◆ **Travail demandé**:
Répondez à ces questions sur l'article consacré à la start-up H :
1. Quel jour H a-t-elle été lancée ?
2. Quelle somme en dollars a-t-elle levée ?
3. Quel ancien PDG de Google participe au tour de table ?

Deux cents millions d’euros levés, Niel et Arnault parmi les investisseurs… H est la nouvelle pépite française de l’IA
start-up nation•Les modèles d’intelligence artificielle créés par H « sauront raisonner, planifier et collaborer » assurent Bpifrance20 Minutes avec AFP
Et si Mistral AI annonçait la tempête ? Alors que la start-up cofondée par Arthur Mensch sera l’une des invitées les plus attendus de Vivatech, qui ouvre à Paris ce week-end, une nouvelle jeune pousse française d’intelligence artificielle (IA) fait parler d’elle.
Baptisée H, elle a été lancée mardi 21 mai et a levé 220 millions de dollars (soit 202,7 millions d’euros) auprès de gros investisseurs dont Bernard Arnault, Xavier Niel ou Amazon, a annoncé Bpifrance, qui la finance également.
Vingt-cinq ingénieurs et chercheurs
Parmi les autres participants au tour de table figurent notamment l’ancien PDG de Google Eric Schmidt, le fonds Accel, Samsung et l’entrepreneur israélien d’origine russe Yuri Milner.

◆ **Données fournies**:
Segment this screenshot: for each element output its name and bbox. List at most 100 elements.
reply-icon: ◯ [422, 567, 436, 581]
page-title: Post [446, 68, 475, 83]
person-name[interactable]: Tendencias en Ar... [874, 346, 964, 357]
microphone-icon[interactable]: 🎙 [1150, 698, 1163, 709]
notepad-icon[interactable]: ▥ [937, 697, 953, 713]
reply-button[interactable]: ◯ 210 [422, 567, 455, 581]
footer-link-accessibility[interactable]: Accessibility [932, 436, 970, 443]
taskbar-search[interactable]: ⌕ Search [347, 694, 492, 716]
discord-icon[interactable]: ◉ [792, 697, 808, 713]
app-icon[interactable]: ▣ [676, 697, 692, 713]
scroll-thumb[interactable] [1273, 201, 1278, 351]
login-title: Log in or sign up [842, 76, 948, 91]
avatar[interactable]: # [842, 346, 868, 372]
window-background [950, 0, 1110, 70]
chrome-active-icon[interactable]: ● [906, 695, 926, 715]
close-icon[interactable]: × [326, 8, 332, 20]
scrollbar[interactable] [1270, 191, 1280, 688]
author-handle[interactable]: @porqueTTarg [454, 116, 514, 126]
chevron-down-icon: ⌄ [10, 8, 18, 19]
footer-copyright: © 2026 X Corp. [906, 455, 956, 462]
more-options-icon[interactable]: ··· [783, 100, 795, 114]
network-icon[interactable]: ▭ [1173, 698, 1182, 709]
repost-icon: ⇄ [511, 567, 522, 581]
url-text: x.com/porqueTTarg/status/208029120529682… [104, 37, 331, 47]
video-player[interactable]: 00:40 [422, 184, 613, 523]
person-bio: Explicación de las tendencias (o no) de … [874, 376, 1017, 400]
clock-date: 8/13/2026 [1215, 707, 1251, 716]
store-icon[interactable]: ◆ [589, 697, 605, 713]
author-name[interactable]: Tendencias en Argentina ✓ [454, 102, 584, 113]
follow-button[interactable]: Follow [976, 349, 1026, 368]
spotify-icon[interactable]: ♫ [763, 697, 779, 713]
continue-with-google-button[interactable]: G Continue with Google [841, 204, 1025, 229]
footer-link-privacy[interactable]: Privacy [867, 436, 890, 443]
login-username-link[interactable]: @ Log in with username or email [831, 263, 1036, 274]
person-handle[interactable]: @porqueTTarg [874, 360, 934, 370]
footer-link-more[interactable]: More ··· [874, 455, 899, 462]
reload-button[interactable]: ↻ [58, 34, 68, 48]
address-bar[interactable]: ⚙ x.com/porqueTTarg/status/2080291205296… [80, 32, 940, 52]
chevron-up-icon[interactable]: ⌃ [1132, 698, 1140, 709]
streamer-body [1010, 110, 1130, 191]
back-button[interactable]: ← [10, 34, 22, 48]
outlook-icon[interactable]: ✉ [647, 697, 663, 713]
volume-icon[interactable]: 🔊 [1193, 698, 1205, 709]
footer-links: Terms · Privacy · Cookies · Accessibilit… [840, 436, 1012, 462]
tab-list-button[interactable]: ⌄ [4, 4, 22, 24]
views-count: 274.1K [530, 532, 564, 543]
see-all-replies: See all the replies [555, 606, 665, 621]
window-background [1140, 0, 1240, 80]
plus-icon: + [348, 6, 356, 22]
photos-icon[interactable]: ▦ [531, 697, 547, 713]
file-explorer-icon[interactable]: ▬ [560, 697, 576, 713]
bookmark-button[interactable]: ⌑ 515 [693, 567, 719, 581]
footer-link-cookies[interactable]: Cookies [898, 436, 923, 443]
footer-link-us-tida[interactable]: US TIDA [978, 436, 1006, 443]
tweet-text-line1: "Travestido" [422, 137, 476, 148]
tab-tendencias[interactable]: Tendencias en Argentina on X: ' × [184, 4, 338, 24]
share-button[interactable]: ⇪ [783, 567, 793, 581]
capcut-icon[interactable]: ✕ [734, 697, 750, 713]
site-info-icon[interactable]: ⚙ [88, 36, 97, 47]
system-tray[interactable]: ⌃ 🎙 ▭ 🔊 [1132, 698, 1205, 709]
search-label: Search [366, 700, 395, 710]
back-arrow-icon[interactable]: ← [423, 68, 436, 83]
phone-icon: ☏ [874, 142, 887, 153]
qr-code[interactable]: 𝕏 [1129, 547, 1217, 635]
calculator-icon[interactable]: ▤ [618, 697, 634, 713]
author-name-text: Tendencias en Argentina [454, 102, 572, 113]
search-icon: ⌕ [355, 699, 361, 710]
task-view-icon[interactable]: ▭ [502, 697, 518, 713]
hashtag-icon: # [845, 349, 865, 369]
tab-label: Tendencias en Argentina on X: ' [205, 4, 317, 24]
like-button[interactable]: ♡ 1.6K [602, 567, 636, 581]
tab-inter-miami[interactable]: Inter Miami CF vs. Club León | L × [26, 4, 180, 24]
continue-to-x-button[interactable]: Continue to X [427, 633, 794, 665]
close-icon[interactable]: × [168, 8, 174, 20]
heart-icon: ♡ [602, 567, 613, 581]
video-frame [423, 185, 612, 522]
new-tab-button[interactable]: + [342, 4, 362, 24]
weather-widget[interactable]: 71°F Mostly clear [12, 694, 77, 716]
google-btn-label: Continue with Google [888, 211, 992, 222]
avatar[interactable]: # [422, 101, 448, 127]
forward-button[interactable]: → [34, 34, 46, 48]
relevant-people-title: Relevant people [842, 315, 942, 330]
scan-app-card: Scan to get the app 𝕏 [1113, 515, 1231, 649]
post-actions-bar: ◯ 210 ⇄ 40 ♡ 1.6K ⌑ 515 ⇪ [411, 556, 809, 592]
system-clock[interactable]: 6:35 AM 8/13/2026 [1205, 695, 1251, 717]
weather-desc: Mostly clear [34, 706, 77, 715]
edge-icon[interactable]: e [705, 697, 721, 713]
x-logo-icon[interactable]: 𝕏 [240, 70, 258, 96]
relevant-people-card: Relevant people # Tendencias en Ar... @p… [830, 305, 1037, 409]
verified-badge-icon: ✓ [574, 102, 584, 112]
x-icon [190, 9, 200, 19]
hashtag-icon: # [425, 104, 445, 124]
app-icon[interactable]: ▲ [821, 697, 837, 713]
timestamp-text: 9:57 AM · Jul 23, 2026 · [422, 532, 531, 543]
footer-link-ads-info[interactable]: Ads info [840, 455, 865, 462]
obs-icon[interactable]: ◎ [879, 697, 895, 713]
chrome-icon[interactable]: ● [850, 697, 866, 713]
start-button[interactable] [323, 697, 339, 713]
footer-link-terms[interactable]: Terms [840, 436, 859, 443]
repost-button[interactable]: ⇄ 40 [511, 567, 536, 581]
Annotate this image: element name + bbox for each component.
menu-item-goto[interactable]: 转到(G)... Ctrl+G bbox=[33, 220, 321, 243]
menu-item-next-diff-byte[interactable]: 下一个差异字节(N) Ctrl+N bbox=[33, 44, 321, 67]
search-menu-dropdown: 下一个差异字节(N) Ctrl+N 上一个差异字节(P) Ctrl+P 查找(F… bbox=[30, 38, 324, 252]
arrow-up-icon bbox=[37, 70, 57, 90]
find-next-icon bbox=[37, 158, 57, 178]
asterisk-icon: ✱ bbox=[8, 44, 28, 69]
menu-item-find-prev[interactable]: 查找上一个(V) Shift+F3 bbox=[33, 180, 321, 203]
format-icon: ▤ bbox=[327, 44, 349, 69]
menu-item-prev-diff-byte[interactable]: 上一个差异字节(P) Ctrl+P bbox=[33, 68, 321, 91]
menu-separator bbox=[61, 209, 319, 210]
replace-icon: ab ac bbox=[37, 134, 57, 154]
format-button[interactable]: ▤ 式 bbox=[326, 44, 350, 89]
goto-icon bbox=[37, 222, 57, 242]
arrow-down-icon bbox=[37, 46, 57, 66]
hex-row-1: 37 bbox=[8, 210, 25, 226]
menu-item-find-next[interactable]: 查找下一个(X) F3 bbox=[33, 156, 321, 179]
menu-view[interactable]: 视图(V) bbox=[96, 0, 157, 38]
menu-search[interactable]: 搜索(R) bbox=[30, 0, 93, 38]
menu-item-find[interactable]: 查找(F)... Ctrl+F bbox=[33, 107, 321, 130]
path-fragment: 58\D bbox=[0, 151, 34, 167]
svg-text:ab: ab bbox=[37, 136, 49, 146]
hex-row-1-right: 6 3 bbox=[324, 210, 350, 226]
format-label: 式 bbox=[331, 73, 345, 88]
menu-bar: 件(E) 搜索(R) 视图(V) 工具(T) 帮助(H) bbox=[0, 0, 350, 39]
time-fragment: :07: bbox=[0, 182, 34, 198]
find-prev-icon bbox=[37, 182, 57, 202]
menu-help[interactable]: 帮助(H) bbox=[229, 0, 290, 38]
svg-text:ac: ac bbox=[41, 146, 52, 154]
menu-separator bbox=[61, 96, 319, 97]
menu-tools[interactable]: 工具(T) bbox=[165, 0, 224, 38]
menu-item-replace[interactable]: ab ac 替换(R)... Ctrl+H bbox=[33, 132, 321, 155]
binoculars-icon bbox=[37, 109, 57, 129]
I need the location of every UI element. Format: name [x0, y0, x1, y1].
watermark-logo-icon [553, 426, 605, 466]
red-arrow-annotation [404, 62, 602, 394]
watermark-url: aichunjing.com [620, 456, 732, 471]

◆ **Réponse**:
1. Le mardi 21 mai.
2. 220 millions de dollars.
3. Eric Schmidt.